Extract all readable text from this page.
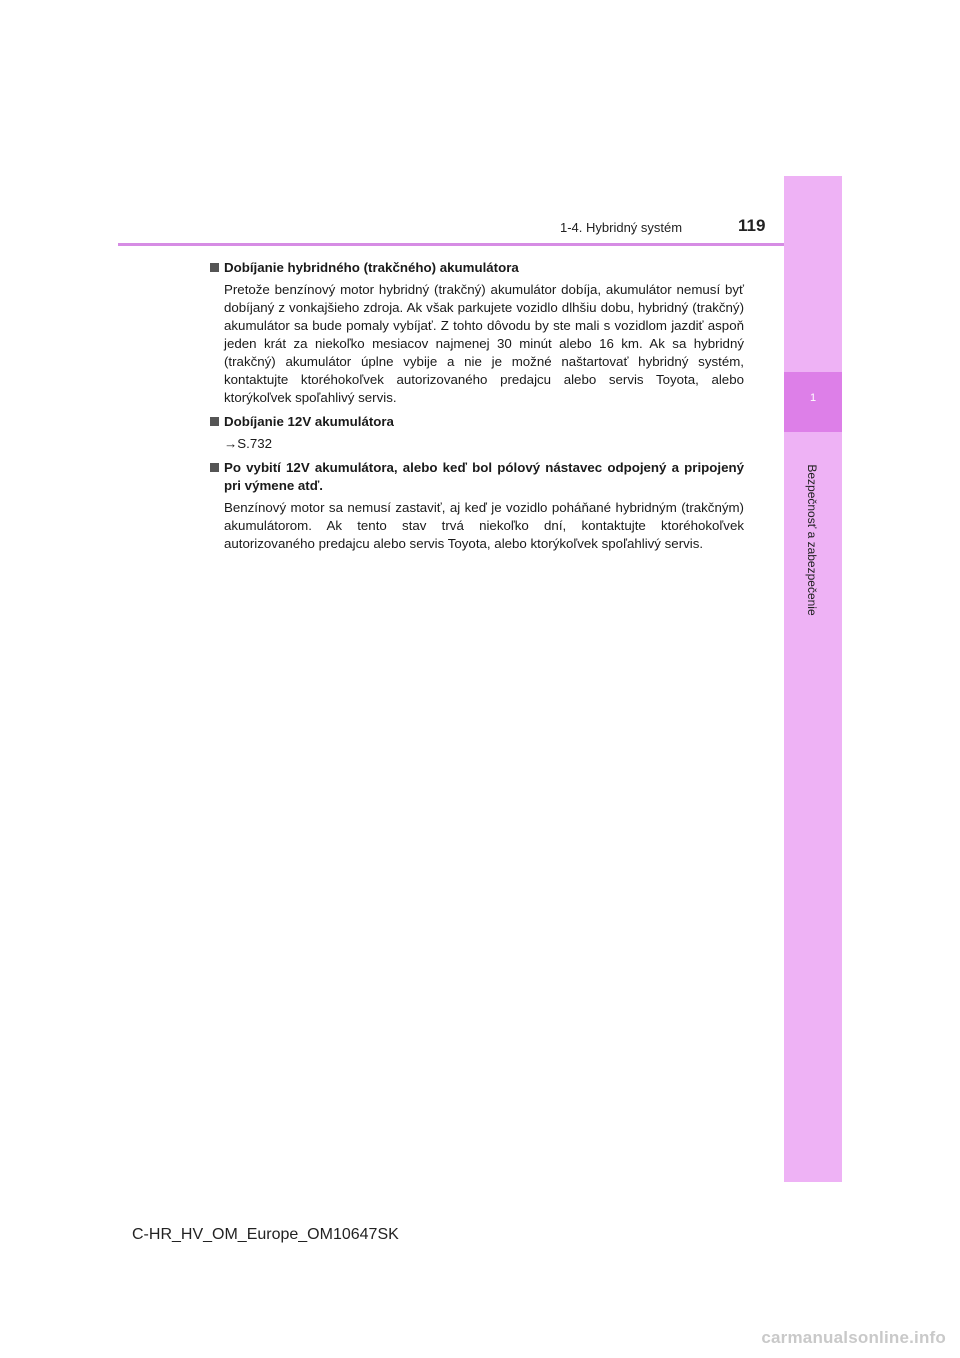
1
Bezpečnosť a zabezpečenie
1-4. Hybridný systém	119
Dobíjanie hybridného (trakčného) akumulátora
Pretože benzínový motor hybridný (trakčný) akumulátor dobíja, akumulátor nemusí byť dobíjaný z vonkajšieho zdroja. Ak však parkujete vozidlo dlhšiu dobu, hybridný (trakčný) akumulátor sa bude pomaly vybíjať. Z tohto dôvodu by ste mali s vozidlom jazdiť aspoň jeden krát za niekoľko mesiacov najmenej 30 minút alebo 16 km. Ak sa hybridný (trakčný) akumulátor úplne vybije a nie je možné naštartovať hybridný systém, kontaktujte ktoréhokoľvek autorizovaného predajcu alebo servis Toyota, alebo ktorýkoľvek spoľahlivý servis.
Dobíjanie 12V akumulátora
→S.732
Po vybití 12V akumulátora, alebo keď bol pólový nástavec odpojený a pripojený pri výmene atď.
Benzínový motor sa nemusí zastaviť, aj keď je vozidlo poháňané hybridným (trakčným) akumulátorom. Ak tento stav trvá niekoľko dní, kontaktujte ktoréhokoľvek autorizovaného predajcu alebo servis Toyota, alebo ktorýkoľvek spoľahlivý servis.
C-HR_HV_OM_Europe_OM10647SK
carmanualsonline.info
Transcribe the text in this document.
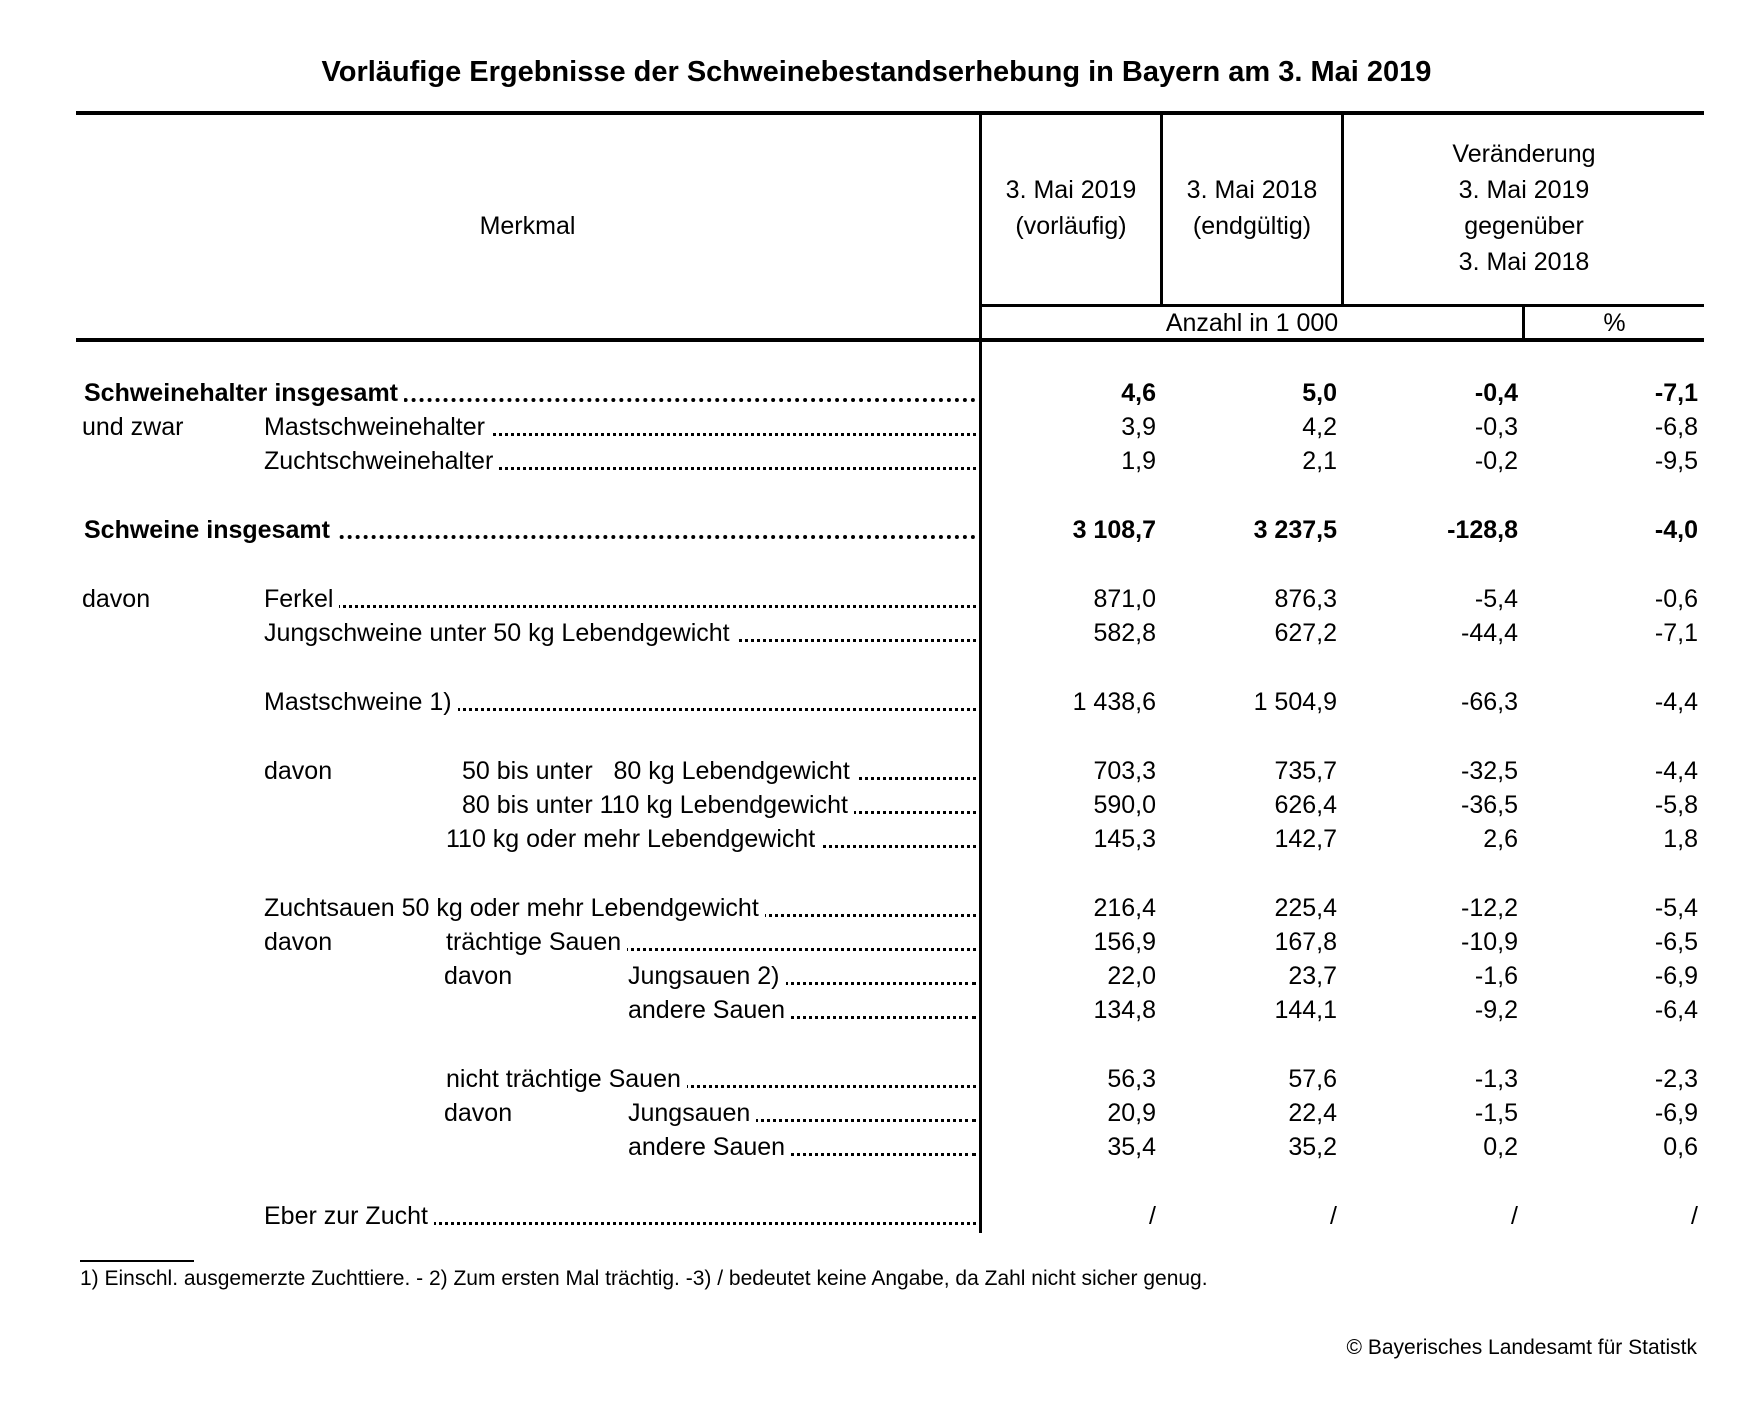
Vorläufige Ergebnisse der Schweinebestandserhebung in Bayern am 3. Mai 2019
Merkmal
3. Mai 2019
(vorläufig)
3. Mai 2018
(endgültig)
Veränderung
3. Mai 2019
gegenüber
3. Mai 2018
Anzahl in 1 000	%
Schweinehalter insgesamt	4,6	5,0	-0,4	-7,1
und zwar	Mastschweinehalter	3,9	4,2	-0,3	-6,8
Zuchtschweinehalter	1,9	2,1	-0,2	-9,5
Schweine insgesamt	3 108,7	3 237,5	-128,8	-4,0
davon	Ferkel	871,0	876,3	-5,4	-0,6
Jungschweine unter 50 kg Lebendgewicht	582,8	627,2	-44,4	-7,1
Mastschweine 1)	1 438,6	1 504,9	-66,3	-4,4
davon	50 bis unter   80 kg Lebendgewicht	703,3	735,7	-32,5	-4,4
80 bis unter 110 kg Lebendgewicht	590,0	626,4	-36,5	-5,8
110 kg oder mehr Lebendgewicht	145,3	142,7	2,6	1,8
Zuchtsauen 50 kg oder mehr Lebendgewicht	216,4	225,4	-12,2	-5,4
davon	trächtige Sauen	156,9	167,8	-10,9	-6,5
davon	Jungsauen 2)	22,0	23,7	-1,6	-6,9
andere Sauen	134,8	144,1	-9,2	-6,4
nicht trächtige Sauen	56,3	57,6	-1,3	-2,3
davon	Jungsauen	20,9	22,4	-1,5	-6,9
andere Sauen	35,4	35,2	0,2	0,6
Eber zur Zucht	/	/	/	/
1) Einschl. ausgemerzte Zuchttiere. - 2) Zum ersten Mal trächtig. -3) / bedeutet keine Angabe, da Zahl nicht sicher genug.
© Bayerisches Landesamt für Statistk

§ Exercise task: Copy every line of the listing that contains the word "this".

§ Exercise answer:
Extract all readable text from this page.
Transcribe the text in this document.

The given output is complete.